___ Raw data
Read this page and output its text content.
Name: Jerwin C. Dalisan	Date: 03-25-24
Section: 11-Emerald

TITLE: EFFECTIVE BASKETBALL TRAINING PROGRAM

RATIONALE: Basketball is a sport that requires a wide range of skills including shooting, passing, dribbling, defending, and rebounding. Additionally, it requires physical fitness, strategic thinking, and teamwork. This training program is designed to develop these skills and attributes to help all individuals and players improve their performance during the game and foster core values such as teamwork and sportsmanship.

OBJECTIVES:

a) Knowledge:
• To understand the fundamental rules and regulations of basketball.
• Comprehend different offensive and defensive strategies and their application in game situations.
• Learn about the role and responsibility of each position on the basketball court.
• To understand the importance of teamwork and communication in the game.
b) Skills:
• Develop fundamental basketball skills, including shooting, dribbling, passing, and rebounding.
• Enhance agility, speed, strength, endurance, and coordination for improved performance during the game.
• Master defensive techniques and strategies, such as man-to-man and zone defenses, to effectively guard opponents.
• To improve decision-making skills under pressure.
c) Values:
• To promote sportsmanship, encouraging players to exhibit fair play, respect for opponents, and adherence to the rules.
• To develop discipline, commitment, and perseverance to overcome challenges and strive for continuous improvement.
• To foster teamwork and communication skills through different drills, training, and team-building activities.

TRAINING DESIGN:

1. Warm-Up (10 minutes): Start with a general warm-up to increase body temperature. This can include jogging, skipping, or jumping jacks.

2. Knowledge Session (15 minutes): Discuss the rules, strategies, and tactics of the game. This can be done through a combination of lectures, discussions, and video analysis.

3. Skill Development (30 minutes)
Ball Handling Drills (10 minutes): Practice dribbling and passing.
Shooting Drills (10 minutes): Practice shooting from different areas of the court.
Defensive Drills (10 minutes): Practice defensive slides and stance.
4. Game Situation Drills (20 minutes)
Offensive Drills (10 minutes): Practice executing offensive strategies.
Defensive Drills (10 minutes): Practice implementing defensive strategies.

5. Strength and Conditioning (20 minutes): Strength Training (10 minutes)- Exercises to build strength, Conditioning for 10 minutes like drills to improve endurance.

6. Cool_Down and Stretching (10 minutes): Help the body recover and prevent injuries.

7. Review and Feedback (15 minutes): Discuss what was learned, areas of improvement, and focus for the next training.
______
• Your task: Exactly reproduce the material above.

• Output:
Read this page and output its text content.
Name: Jerwin C. Dalisan	Date: 03-25-24
Section: 11-Emerald

TITLE: EFFECTIVE BASKETBALL TRAINING PROGRAM

RATIONALE: Basketball is a sport that requires a wide range of skills including shooting, passing, dribbling, defending, and rebounding. Additionally, it requires physical fitness, strategic thinking, and teamwork. This training program is designed to develop these skills and attributes to help all individuals and players improve their performance during the game and foster core values such as teamwork and sportsmanship.

OBJECTIVES:

a) Knowledge:
• To understand the fundamental rules and regulations of basketball.
• Comprehend different offensive and defensive strategies and their application in game situations.
• Learn about the role and responsibility of each position on the basketball court.
• To understand the importance of teamwork and communication in the game.
b) Skills:
• Develop fundamental basketball skills, including shooting, dribbling, passing, and rebounding.
• Enhance agility, speed, strength, endurance, and coordination for improved performance during the game.
• Master defensive techniques and strategies, such as man-to-man and zone defenses, to effectively guard opponents.
• To improve decision-making skills under pressure.
c) Values:
• To promote sportsmanship, encouraging players to exhibit fair play, respect for opponents, and adherence to the rules.
• To develop discipline, commitment, and perseverance to overcome challenges and strive for continuous improvement.
• To foster teamwork and communication skills through different drills, training, and team-building activities.

TRAINING DESIGN:

1. Warm-Up (10 minutes): Start with a general warm-up to increase body temperature. This can include jogging, skipping, or jumping jacks.

2. Knowledge Session (15 minutes): Discuss the rules, strategies, and tactics of the game. This can be done through a combination of lectures, discussions, and video analysis.

3. Skill Development (30 minutes)
Ball Handling Drills (10 minutes): Practice dribbling and passing.
Shooting Drills (10 minutes): Practice shooting from different areas of the court.
Defensive Drills (10 minutes): Practice defensive slides and stance.
4. Game Situation Drills (20 minutes)
Offensive Drills (10 minutes): Practice executing offensive strategies.
Defensive Drills (10 minutes): Practice implementing defensive strategies.

5. Strength and Conditioning (20 minutes): Strength Training (10 minutes)- Exercises to build strength, Conditioning for 10 minutes like drills to improve endurance.

6. Cool_Down and Stretching (10 minutes): Help the body recover and prevent injuries.

7. Review and Feedback (15 minutes): Discuss what was learned, areas of improvement, and focus for the next training.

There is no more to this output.